Directive: Locate each line of the material that contains "bottom", then return it.

Provided material:
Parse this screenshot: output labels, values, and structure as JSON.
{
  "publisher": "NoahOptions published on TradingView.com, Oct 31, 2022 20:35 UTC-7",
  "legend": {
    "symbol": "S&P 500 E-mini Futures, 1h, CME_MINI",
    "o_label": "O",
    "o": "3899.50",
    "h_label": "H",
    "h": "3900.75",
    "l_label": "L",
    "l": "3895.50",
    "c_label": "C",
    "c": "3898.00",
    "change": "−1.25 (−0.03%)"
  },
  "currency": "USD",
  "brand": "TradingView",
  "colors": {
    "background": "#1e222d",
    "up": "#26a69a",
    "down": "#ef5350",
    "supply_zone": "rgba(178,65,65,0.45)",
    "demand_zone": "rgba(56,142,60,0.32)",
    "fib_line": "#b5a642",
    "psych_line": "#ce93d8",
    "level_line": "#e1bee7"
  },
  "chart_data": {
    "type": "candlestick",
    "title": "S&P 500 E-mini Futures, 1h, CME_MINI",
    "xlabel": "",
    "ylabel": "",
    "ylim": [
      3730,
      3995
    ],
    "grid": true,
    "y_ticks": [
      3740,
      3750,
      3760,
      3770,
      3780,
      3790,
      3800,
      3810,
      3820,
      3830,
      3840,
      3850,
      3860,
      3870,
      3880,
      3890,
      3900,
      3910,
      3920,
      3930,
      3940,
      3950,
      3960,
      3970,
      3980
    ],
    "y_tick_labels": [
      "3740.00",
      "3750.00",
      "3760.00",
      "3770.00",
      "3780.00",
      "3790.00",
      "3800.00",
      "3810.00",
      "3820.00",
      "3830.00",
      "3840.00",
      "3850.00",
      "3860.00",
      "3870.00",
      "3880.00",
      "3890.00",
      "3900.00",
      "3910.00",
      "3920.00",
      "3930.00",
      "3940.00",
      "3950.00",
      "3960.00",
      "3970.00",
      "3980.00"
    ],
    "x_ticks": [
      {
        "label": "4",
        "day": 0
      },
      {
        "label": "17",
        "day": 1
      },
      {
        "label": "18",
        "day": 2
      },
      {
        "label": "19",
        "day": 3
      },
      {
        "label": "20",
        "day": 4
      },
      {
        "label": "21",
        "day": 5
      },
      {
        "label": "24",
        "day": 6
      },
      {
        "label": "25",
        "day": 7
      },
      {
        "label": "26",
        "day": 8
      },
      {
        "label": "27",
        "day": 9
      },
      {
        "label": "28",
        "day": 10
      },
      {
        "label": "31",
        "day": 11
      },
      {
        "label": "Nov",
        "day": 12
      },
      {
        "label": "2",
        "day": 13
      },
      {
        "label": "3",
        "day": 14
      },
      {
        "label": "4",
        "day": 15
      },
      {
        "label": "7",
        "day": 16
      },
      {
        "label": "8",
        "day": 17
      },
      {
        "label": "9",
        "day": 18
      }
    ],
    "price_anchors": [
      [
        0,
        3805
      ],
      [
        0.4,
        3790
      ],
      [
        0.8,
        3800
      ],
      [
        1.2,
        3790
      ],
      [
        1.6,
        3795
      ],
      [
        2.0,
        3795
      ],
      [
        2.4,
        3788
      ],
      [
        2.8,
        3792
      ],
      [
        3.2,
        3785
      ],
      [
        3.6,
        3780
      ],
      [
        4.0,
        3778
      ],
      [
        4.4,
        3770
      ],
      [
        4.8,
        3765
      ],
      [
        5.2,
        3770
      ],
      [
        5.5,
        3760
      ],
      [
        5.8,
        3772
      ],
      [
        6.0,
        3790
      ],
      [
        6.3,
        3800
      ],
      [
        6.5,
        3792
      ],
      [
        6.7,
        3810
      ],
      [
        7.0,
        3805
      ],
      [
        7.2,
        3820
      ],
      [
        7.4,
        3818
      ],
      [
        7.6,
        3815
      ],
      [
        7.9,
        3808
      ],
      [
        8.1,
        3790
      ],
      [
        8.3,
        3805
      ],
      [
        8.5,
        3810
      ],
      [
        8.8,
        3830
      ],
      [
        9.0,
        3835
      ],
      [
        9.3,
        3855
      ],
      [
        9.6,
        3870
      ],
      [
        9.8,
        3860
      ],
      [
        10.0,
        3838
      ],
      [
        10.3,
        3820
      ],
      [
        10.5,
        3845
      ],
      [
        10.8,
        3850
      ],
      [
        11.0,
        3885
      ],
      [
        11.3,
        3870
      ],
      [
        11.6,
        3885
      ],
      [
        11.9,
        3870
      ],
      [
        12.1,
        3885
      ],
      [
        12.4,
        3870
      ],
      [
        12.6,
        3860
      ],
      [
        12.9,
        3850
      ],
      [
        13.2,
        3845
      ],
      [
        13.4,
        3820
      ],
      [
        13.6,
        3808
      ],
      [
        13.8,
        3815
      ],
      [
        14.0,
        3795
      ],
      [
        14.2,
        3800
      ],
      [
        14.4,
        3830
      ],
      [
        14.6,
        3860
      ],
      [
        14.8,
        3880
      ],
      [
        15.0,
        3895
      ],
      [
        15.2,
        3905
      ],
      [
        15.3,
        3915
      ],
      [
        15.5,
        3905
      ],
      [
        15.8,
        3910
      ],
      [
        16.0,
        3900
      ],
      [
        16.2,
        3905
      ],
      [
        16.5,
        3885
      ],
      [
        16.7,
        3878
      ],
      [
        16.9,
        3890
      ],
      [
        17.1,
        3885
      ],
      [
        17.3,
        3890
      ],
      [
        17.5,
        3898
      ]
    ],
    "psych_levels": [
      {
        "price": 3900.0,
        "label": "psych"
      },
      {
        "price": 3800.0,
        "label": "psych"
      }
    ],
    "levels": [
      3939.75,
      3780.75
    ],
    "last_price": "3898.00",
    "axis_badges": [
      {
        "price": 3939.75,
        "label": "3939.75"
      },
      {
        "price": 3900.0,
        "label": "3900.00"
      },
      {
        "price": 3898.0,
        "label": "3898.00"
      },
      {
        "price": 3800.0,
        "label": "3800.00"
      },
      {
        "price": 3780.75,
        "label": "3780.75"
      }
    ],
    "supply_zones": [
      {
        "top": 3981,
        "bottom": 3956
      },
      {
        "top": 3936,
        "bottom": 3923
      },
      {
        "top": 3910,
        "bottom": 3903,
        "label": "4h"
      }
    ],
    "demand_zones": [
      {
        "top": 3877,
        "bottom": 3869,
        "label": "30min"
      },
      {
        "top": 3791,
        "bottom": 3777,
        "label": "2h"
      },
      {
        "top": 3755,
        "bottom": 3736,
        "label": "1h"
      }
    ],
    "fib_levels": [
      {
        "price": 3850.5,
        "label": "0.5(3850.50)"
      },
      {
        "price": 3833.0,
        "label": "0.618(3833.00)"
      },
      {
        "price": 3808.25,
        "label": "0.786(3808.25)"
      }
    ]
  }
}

Completed task:
        "bottom": 3956
        "bottom": 3923
        "bottom": 3903,
        "bottom": 3869,
        "bottom": 3777,
        "bottom": 3736,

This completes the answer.